- What needs to be done
Transcribe all the entries word for word, skipping the pictures.

- Material for this exercise
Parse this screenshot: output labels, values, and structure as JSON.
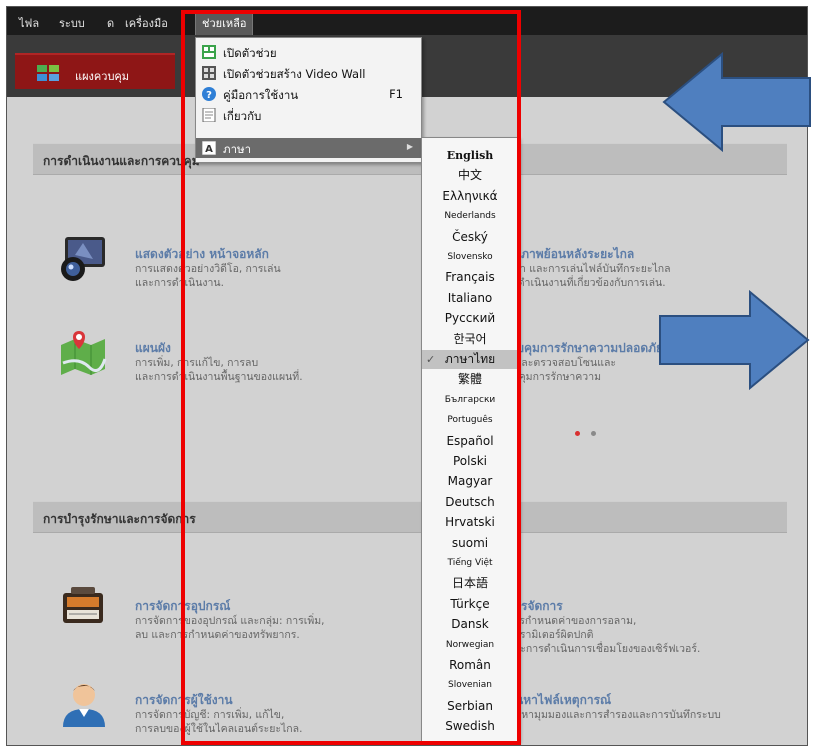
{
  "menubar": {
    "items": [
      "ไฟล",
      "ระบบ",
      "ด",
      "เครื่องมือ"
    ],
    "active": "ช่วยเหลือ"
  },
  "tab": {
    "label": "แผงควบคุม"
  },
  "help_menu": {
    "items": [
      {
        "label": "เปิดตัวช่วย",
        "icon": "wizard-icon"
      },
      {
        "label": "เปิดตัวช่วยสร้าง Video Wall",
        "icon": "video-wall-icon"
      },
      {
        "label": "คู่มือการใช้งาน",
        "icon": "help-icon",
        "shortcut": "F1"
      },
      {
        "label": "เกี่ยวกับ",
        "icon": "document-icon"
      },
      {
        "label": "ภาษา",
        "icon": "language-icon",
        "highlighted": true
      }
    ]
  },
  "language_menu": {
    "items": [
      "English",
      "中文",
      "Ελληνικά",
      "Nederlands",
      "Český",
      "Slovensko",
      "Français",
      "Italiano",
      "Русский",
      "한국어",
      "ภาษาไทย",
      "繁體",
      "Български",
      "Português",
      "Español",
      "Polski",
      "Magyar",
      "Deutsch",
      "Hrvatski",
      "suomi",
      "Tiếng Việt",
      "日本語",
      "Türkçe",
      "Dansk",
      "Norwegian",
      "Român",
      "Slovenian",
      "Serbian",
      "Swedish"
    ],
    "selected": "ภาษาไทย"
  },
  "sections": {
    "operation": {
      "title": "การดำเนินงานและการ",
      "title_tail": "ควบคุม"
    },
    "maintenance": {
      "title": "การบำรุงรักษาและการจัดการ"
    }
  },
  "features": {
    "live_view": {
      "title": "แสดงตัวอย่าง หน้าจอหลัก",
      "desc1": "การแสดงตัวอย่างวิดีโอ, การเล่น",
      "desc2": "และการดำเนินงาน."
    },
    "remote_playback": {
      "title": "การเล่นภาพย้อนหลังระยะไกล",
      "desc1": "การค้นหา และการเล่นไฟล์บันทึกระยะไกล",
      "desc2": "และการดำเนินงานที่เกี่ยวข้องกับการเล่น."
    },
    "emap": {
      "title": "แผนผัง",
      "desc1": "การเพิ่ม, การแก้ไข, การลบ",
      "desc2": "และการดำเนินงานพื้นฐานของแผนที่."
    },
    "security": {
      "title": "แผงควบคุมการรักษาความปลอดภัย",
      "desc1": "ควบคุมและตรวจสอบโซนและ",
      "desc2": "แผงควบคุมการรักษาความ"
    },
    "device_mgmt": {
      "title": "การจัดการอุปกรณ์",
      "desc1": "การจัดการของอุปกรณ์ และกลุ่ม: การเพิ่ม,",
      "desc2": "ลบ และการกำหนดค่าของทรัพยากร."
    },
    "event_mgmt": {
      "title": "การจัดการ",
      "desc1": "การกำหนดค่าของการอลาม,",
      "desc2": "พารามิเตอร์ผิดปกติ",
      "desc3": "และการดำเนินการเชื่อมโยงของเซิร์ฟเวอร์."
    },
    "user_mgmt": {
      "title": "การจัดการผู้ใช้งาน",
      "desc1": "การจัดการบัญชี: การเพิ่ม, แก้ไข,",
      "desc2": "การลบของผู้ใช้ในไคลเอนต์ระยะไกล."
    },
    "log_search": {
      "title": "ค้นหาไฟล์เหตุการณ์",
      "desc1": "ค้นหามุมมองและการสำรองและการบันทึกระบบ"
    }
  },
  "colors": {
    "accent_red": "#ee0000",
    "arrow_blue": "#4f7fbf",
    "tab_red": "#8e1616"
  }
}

- Output
Parse this screenshot: output labels, values, and structure as JSON.
{
  "menubar": {
    "items": [
      "ไฟล",
      "ระบบ",
      "ด",
      "เครื่องมือ"
    ],
    "active": "ช่วยเหลือ"
  },
  "tab": {
    "label": "แผงควบคุม"
  },
  "help_menu": {
    "items": [
      {
        "label": "เปิดตัวช่วย",
        "icon": "wizard-icon"
      },
      {
        "label": "เปิดตัวช่วยสร้าง Video Wall",
        "icon": "video-wall-icon"
      },
      {
        "label": "คู่มือการใช้งาน",
        "icon": "help-icon",
        "shortcut": "F1"
      },
      {
        "label": "เกี่ยวกับ",
        "icon": "document-icon"
      },
      {
        "label": "ภาษา",
        "icon": "language-icon",
        "highlighted": true
      }
    ]
  },
  "language_menu": {
    "items": [
      "English",
      "中文",
      "Ελληνικά",
      "Nederlands",
      "Český",
      "Slovensko",
      "Français",
      "Italiano",
      "Русский",
      "한국어",
      "ภาษาไทย",
      "繁體",
      "Български",
      "Português",
      "Español",
      "Polski",
      "Magyar",
      "Deutsch",
      "Hrvatski",
      "suomi",
      "Tiếng Việt",
      "日本語",
      "Türkçe",
      "Dansk",
      "Norwegian",
      "Român",
      "Slovenian",
      "Serbian",
      "Swedish"
    ],
    "selected": "ภาษาไทย"
  },
  "sections": {
    "operation": {
      "title": "การดำเนินงานและการ",
      "title_tail": "ควบคุม"
    },
    "maintenance": {
      "title": "การบำรุงรักษาและการจัดการ"
    }
  },
  "features": {
    "live_view": {
      "title": "แสดงตัวอย่าง หน้าจอหลัก",
      "desc1": "การแสดงตัวอย่างวิดีโอ, การเล่น",
      "desc2": "และการดำเนินงาน."
    },
    "remote_playback": {
      "title": "การเล่นภาพย้อนหลังระยะไกล",
      "desc1": "การค้นหา และการเล่นไฟล์บันทึกระยะไกล",
      "desc2": "และการดำเนินงานที่เกี่ยวข้องกับการเล่น."
    },
    "emap": {
      "title": "แผนผัง",
      "desc1": "การเพิ่ม, การแก้ไข, การลบ",
      "desc2": "และการดำเนินงานพื้นฐานของแผนที่."
    },
    "security": {
      "title": "แผงควบคุมการรักษาความปลอดภัย",
      "desc1": "ควบคุมและตรวจสอบโซนและ",
      "desc2": "แผงควบคุมการรักษาความ"
    },
    "device_mgmt": {
      "title": "การจัดการอุปกรณ์",
      "desc1": "การจัดการของอุปกรณ์ และกลุ่ม: การเพิ่ม,",
      "desc2": "ลบ และการกำหนดค่าของทรัพยากร."
    },
    "event_mgmt": {
      "title": "การจัดการ",
      "desc1": "การกำหนดค่าของการอลาม,",
      "desc2": "พารามิเตอร์ผิดปกติ",
      "desc3": "และการดำเนินการเชื่อมโยงของเซิร์ฟเวอร์."
    },
    "user_mgmt": {
      "title": "การจัดการผู้ใช้งาน",
      "desc1": "การจัดการบัญชี: การเพิ่ม, แก้ไข,",
      "desc2": "การลบของผู้ใช้ในไคลเอนต์ระยะไกล."
    },
    "log_search": {
      "title": "ค้นหาไฟล์เหตุการณ์",
      "desc1": "ค้นหามุมมองและการสำรองและการบันทึกระบบ"
    }
  },
  "colors": {
    "accent_red": "#ee0000",
    "arrow_blue": "#4f7fbf",
    "tab_red": "#8e1616"
  }
}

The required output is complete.